__Problem to solve__: Please express everything from the line containing "product-image-phone xyxy=(296,551,552,721)" down to the line containing "following-count: 95 xyxy=(211,208,235,229)", both included, as a JSON list of strings. Use one string per line and leave out blank lines.
[BEGIN Data provided]
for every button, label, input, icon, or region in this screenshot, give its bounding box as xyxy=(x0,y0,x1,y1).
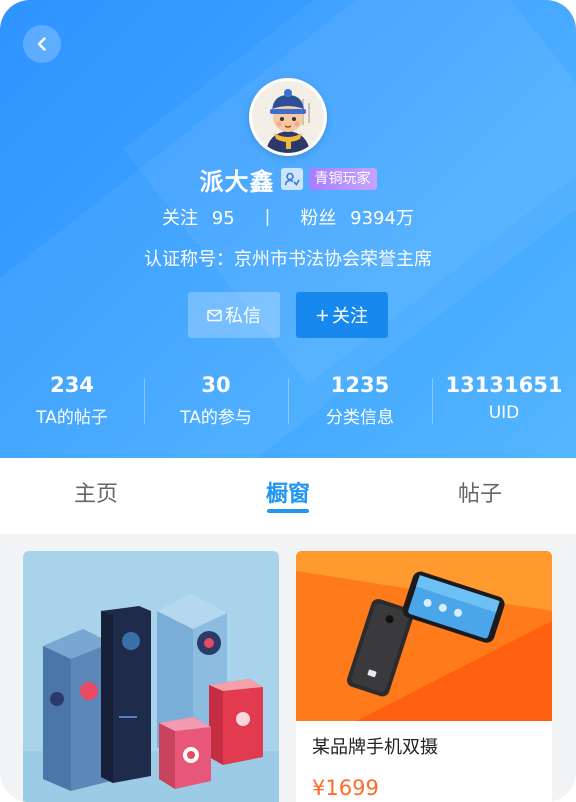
product-image-phone xyxy=(296,551,552,721)
level-badge: 青铜玩家 xyxy=(308,168,377,190)
stat-label: TA的帖子 xyxy=(36,408,108,428)
tab-showcase[interactable]: 橱窗 xyxy=(192,458,384,534)
product-image-packaging xyxy=(23,551,279,802)
stat-label: TA的参与 xyxy=(180,408,252,428)
tab-label: 橱窗 xyxy=(265,482,310,507)
verified-person-icon xyxy=(280,168,303,190)
stat-classified[interactable]: 1235 分类信息 xyxy=(288,370,432,436)
profile-screen: 派大鑫 青铜玩家 关注 95 | 粉丝 9394万 认证称号：京州市书法协会荣誉… xyxy=(0,0,576,802)
tab-home[interactable]: 主页 xyxy=(0,458,192,534)
stat-value: 13131651 xyxy=(445,373,563,397)
profile-stats: 234 TA的帖子 30 TA的参与 1235 分类信息 13131651 UI… xyxy=(0,370,576,436)
tab-posts[interactable]: 帖子 xyxy=(384,458,576,534)
follow-stats-row: 关注 95 | 粉丝 9394万 xyxy=(0,203,576,231)
plus-icon xyxy=(317,309,328,321)
stat-value: 1235 xyxy=(330,373,390,397)
tab-bar: 主页 橱窗 帖子 xyxy=(0,458,576,534)
stat-label: UID xyxy=(488,403,520,423)
stat-value: 234 xyxy=(50,373,94,397)
product-title: 某品牌手机双摄 xyxy=(312,737,438,758)
fans-link[interactable]: 粉丝 9394万 xyxy=(300,204,414,230)
fans-label: 粉丝 xyxy=(300,208,337,229)
message-button-label: 私信 xyxy=(225,306,261,327)
stat-label: 分类信息 xyxy=(326,408,394,428)
chevron-left-icon xyxy=(37,37,46,51)
following-label: 关注 xyxy=(162,208,199,229)
follow-button[interactable]: 关注 xyxy=(296,292,388,338)
following-link[interactable]: 关注 95 xyxy=(162,204,235,230)
back-button[interactable] xyxy=(23,25,61,63)
tab-label: 主页 xyxy=(73,482,118,507)
stat-value: 30 xyxy=(201,373,231,397)
following-count: 95 xyxy=(211,208,235,229)
user-name: 派大鑫 xyxy=(199,167,275,196)
avatar[interactable] xyxy=(249,78,327,156)
stat-posts[interactable]: 234 TA的帖子 xyxy=(0,370,144,436)
fans-count: 9394万 xyxy=(350,208,414,229)
profile-header: 派大鑫 青铜玩家 关注 95 | 粉丝 9394万 认证称号：京州市书法协会荣誉… xyxy=(0,0,576,458)
name-row: 派大鑫 青铜玩家 xyxy=(0,162,576,196)
product-card[interactable]: 某品牌手机双摄 ¥1699 xyxy=(296,551,552,802)
product-price: ¥1699 xyxy=(312,776,379,800)
mail-icon xyxy=(207,309,222,321)
avatar-image xyxy=(252,81,324,153)
follow-button-label: 关注 xyxy=(332,306,368,327)
message-button[interactable]: 私信 xyxy=(188,292,280,338)
stat-uid: 13131651 UID xyxy=(432,370,576,436)
active-tab-indicator xyxy=(267,509,309,513)
tab-label: 帖子 xyxy=(457,482,502,507)
product-card[interactable] xyxy=(23,551,279,802)
certification-text: 认证称号：京州市书法协会荣誉主席 xyxy=(144,249,432,270)
stat-participation[interactable]: 30 TA的参与 xyxy=(144,370,288,436)
stats-separator: | xyxy=(264,207,271,227)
[END Data provided]
__Written answer__:
[
  "product-image-phone xyxy=(296,551,552,721)",
  "level-badge: 青铜玩家 xyxy=(308,168,377,190)",
  "stat-label: TA的帖子 xyxy=(36,408,108,428)",
  "tab-showcase[interactable]: 橱窗 xyxy=(192,458,384,534)",
  "product-image-packaging xyxy=(23,551,279,802)",
  "stat-label: TA的参与 xyxy=(180,408,252,428)",
  "tab-label: 橱窗 xyxy=(265,482,310,507)",
  "verified-person-icon xyxy=(280,168,303,190)",
  "stat-classified[interactable]: 1235 分类信息 xyxy=(288,370,432,436)",
  "profile-screen: 派大鑫 青铜玩家 关注 95 | 粉丝 9394万 认证称号：京州市书法协会荣誉… xyxy=(0,0,576,802)",
  "tab-home[interactable]: 主页 xyxy=(0,458,192,534)",
  "stat-value: 13131651 xyxy=(445,373,563,397)",
  "profile-stats: 234 TA的帖子 30 TA的参与 1235 分类信息 13131651 UI… xyxy=(0,370,576,436)",
  "tab-posts[interactable]: 帖子 xyxy=(384,458,576,534)",
  "follow-stats-row: 关注 95 | 粉丝 9394万 xyxy=(0,203,576,231)",
  "plus-icon xyxy=(317,309,328,321)",
  "stat-value: 1235 xyxy=(330,373,390,397)",
  "tab-bar: 主页 橱窗 帖子 xyxy=(0,458,576,534)",
  "stat-label: UID xyxy=(488,403,520,423)",
  "stat-value: 234 xyxy=(50,373,94,397)",
  "product-title: 某品牌手机双摄 xyxy=(312,737,438,758)",
  "fans-link[interactable]: 粉丝 9394万 xyxy=(300,204,414,230)",
  "fans-label: 粉丝 xyxy=(300,208,337,229)",
  "message-button-label: 私信 xyxy=(225,306,261,327)",
  "stat-label: 分类信息 xyxy=(326,408,394,428)",
  "chevron-left-icon xyxy=(37,37,46,51)",
  "following-label: 关注 xyxy=(162,208,199,229)",
  "follow-button[interactable]: 关注 xyxy=(296,292,388,338)",
  "following-link[interactable]: 关注 95 xyxy=(162,204,235,230)",
  "back-button[interactable] xyxy=(23,25,61,63)",
  "tab-label: 主页 xyxy=(73,482,118,507)",
  "stat-value: 30 xyxy=(201,373,231,397)",
  "following-count: 95 xyxy=(211,208,235,229)"
]